**Document:**
★ ★ ★ ★

ArtI.S3.C3.3 Congress's Ability to Change Qualifications Requirements for Senate

Article I, Section 3, Clause 3:

No Person shall be a Senator who shall not have attained to the Age of thirty Years, and been nine Years a Citizen of the United States, and who shall not, when elected, be an Inhabitant of that State for which he shall be chosen.

The Supreme Court has held that Congress cannot legislate changes to Article I, Section 3, Clause 3 qualification requirements, which require a Senator to be at least thirty years of age, a United States citizen for nine years, and an inhabitant of the state from which he or she is elected.1

During the Constitutional Convention, the Framers had debated whether Congress should have discretion to adopt additional qualification requirements for congressional membership but ultimately decided that such discretion would be too vulnerable to manipulation and might cause otherwise qualified persons to be excluded from Congress.2 In particular, the Framers considered including a property requirement but the committee charged with recommending an appropriate amount could not agree and instead proposed that Congress decide.3 Rejecting granting Congress power to determine qualifications for membership, James Madison reasoned:

The qualifications of electors and elected were fundamental articles in a Republican Govt. and ought to be fixed by the Constitution. If the Legislature could regulate those of either, it can by degrees subvert the Constitution. . . . Qualifications founded on artificial distinctions may be devised, by the stronger in order to keep out partizans [sic] of [a weaker] faction.4

Similarly, in the Federalist No. 60, Alexander Hamilton emphasized that stipulating qualification requirements in the Constitution would preclude wealthy citizens from using their influence to add property ownership criteria to be a Member of Congress at a later date.5

Until the Civil War, Congress appears to have generally conformed to the position adopted by Hamilton that the Constitution fixed the qualification requirements for membership in the Senate. But in July 1862, Congress passed a law requiring all persons appointed or elected to the United States Government to take an oath—known as the “Ironclad Test Oath” —that they had never been, nor ever would be, disloyal to the United States Government.6 Subsequently, the Senate denied seats to certain Senators-elect following the Civil War. For instance, in 1868, the Senate voted to deny a seat to Philip F. Thomas of Maryland for “having voluntarily given aid, countenance, and encouragement to persons engaged in armed hostility to the United States . . . .” 7

In 1969, the Supreme Court held in Powell v. McCormack that the House of Representatives could not impose additional qualification requirements.8 In 1995, the Supreme Court revisited Powell more broadly in U.S. Term Limits, Inc. v. Thornton where it considered whether States could impose additional qualifications for membership in the House of Representatives and Senate.9 In holding that the States could not, the Court reaffirmed its Powell holding as broadly applicable to Congress. The Court stated: “[W]e reaffirm that the qualifications for service in Congress are ‘fixed,’ at least in the sense that they may not be supplemented by Congress.” 10 Consequently, Congress cannot legislate changes to the Senate’s qualification requirements.

★ ★ ★ ★

**Dataset section:**
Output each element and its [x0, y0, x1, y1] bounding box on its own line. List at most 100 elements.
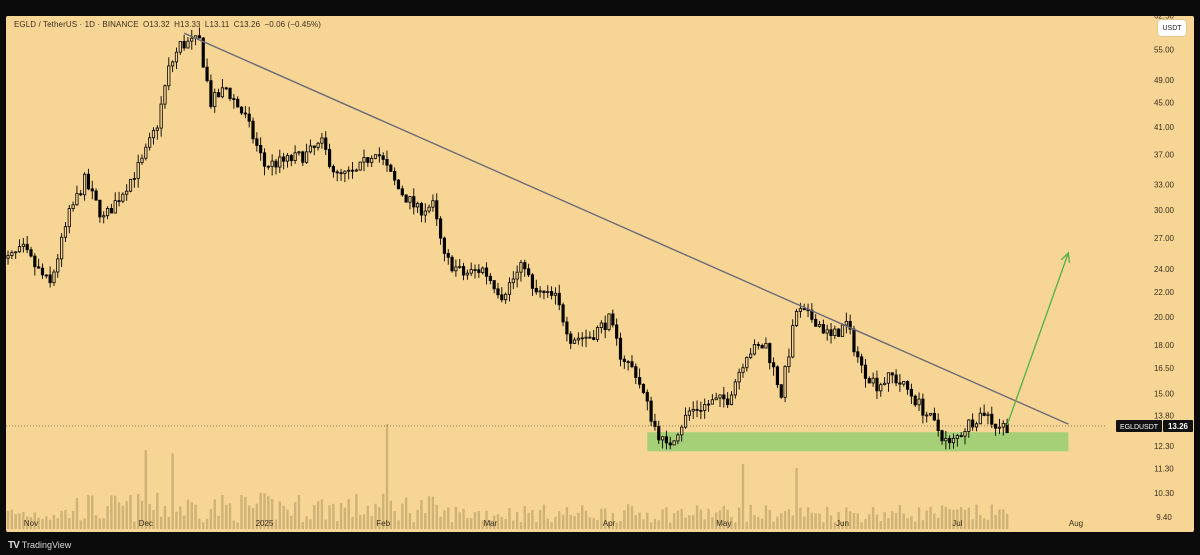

★ ★ ★ ★

**Problem:** Write the next part of the text on Congress's power to change Senate qualifications, picking up right after its final sentence.

**Answer to this task:**
Footnotes
1
U.S. Term Limits, Inc. v. Thornton, 514 U.S. 779, 827 (1995) ( “[T]he available historical and textual evidence, read in light of the basic principles of democracy underlying the Constitution and recognized by this Court in Powell, reveal the Framers’ intent that neither Congress nor the States should possess the power to supplement the exclusive qualifications set forth in the text of the Constitution.” ). See Powell v. McCormack, 395 U.S. 486 (1969) (holding that Article I, Section 2, Clause 2 prevented the House of Representatives from adding qualification requirements for Article 1, Section 5 judgments). In Thornton, the Court “reaffirm[ed]” that “Powell's historical analysis and its articulation of the ‘basic principles of our democratic system’” established that “the qualifications for service in Congress set forth in the text of the Constitution are ‘fixed’ at least in the sense that they may not be supplemented by Congress.” Thornton, 514 U.S. at 798. See also Nixon v. United States, 506 U.S. 224, 237 (1993) ( “[I]n light of the three requirements specified in the Constitution, the word ‘qualifications'—of which the House was to be the Judge—was of a precise limited nature.” ).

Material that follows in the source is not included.